▸ **WHAT IS REQUIRED**
Can you print every record below exactly as written?
==== STORED DATA ====
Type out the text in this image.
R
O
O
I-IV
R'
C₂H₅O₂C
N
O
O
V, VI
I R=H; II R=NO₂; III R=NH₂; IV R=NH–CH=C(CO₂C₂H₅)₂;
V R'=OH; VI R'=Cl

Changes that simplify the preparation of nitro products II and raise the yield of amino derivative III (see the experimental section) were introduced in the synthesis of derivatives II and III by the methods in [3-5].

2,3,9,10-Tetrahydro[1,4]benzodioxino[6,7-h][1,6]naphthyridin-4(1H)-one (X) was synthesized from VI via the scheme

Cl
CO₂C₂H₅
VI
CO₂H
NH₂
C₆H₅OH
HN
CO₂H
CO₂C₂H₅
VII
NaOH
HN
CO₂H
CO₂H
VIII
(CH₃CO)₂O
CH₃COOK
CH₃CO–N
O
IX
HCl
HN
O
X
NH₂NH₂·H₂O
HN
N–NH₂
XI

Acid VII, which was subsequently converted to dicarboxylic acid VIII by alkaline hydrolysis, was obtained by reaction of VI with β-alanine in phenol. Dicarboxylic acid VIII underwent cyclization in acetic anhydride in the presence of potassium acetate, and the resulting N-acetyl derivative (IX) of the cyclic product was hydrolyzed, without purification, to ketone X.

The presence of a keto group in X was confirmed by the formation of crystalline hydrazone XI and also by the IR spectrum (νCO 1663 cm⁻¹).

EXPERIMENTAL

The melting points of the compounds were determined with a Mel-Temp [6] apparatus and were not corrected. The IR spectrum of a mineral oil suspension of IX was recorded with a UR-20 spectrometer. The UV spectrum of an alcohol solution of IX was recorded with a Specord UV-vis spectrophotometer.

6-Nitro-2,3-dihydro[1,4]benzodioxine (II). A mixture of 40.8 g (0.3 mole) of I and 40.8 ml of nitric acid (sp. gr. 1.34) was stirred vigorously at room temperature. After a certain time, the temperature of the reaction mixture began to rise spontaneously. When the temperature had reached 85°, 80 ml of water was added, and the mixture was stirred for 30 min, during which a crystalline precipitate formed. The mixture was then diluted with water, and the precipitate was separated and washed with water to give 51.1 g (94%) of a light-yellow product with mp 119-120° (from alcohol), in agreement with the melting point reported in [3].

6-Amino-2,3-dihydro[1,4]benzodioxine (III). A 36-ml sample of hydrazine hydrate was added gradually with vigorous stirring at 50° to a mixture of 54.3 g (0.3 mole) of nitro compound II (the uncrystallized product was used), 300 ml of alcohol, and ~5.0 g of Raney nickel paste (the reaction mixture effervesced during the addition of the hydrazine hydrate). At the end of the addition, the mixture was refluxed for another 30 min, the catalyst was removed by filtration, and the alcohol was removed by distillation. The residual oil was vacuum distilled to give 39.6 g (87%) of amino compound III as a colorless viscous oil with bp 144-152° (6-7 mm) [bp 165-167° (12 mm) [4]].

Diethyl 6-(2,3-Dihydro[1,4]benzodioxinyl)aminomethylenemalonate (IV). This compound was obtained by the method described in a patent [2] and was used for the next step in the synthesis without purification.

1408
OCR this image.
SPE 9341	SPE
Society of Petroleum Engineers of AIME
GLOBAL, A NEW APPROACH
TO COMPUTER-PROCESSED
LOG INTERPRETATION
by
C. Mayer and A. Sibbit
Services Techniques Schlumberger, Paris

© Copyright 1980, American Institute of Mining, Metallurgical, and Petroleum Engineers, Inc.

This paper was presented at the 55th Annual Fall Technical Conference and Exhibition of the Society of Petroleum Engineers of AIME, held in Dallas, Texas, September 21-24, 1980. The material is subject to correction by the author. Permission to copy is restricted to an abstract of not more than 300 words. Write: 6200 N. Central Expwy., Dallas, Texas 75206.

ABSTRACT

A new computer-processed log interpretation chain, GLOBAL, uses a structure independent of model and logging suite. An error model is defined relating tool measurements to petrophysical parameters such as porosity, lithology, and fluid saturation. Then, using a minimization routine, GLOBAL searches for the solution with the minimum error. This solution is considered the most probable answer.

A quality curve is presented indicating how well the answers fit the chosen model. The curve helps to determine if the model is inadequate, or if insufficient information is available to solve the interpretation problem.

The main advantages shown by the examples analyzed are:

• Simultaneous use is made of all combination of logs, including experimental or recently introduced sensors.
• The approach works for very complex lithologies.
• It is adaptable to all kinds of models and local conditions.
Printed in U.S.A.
====
▸ **WRITTEN ANSWER**
Type out the text in this image.
R
O
O
I-IV
R'
C₂H₅O₂C
N
O
O
V, VI
I R=H; II R=NO₂; III R=NH₂; IV R=NH–CH=C(CO₂C₂H₅)₂;
V R'=OH; VI R'=Cl

Changes that simplify the preparation of nitro products II and raise the yield of amino derivative III (see the experimental section) were introduced in the synthesis of derivatives II and III by the methods in [3-5].

2,3,9,10-Tetrahydro[1,4]benzodioxino[6,7-h][1,6]naphthyridin-4(1H)-one (X) was synthesized from VI via the scheme

Cl
CO₂C₂H₅
VI
CO₂H
NH₂
C₆H₅OH
HN
CO₂H
CO₂C₂H₅
VII
NaOH
HN
CO₂H
CO₂H
VIII
(CH₃CO)₂O
CH₃COOK
CH₃CO–N
O
IX
HCl
HN
O
X
NH₂NH₂·H₂O
HN
N–NH₂
XI

Acid VII, which was subsequently converted to dicarboxylic acid VIII by alkaline hydrolysis, was obtained by reaction of VI with β-alanine in phenol. Dicarboxylic acid VIII underwent cyclization in acetic anhydride in the presence of potassium acetate, and the resulting N-acetyl derivative (IX) of the cyclic product was hydrolyzed, without purification, to ketone X.

The presence of a keto group in X was confirmed by the formation of crystalline hydrazone XI and also by the IR spectrum (νCO 1663 cm⁻¹).

EXPERIMENTAL

The melting points of the compounds were determined with a Mel-Temp [6] apparatus and were not corrected. The IR spectrum of a mineral oil suspension of IX was recorded with a UR-20 spectrometer. The UV spectrum of an alcohol solution of IX was recorded with a Specord UV-vis spectrophotometer.

6-Nitro-2,3-dihydro[1,4]benzodioxine (II). A mixture of 40.8 g (0.3 mole) of I and 40.8 ml of nitric acid (sp. gr. 1.34) was stirred vigorously at room temperature. After a certain time, the temperature of the reaction mixture began to rise spontaneously. When the temperature had reached 85°, 80 ml of water was added, and the mixture was stirred for 30 min, during which a crystalline precipitate formed. The mixture was then diluted with water, and the precipitate was separated and washed with water to give 51.1 g (94%) of a light-yellow product with mp 119-120° (from alcohol), in agreement with the melting point reported in [3].

6-Amino-2,3-dihydro[1,4]benzodioxine (III). A 36-ml sample of hydrazine hydrate was added gradually with vigorous stirring at 50° to a mixture of 54.3 g (0.3 mole) of nitro compound II (the uncrystallized product was used), 300 ml of alcohol, and ~5.0 g of Raney nickel paste (the reaction mixture effervesced during the addition of the hydrazine hydrate). At the end of the addition, the mixture was refluxed for another 30 min, the catalyst was removed by filtration, and the alcohol was removed by distillation. The residual oil was vacuum distilled to give 39.6 g (87%) of amino compound III as a colorless viscous oil with bp 144-152° (6-7 mm) [bp 165-167° (12 mm) [4]].

Diethyl 6-(2,3-Dihydro[1,4]benzodioxinyl)aminomethylenemalonate (IV). This compound was obtained by the method described in a patent [2] and was used for the next step in the synthesis without purification.

1408
OCR this image.
SPE 9341	SPE
Society of Petroleum Engineers of AIME
GLOBAL, A NEW APPROACH
TO COMPUTER-PROCESSED
LOG INTERPRETATION
by
C. Mayer and A. Sibbit
Services Techniques Schlumberger, Paris

© Copyright 1980, American Institute of Mining, Metallurgical, and Petroleum Engineers, Inc.

This paper was presented at the 55th Annual Fall Technical Conference and Exhibition of the Society of Petroleum Engineers of AIME, held in Dallas, Texas, September 21-24, 1980. The material is subject to correction by the author. Permission to copy is restricted to an abstract of not more than 300 words. Write: 6200 N. Central Expwy., Dallas, Texas 75206.

ABSTRACT

A new computer-processed log interpretation chain, GLOBAL, uses a structure independent of model and logging suite. An error model is defined relating tool measurements to petrophysical parameters such as porosity, lithology, and fluid saturation. Then, using a minimization routine, GLOBAL searches for the solution with the minimum error. This solution is considered the most probable answer.

A quality curve is presented indicating how well the answers fit the chosen model. The curve helps to determine if the model is inadequate, or if insufficient information is available to solve the interpretation problem.

The main advantages shown by the examples analyzed are:

• Simultaneous use is made of all combination of logs, including experimental or recently introduced sensors.
• The approach works for very complex lithologies.
• It is adaptable to all kinds of models and local conditions.
Printed in U.S.A.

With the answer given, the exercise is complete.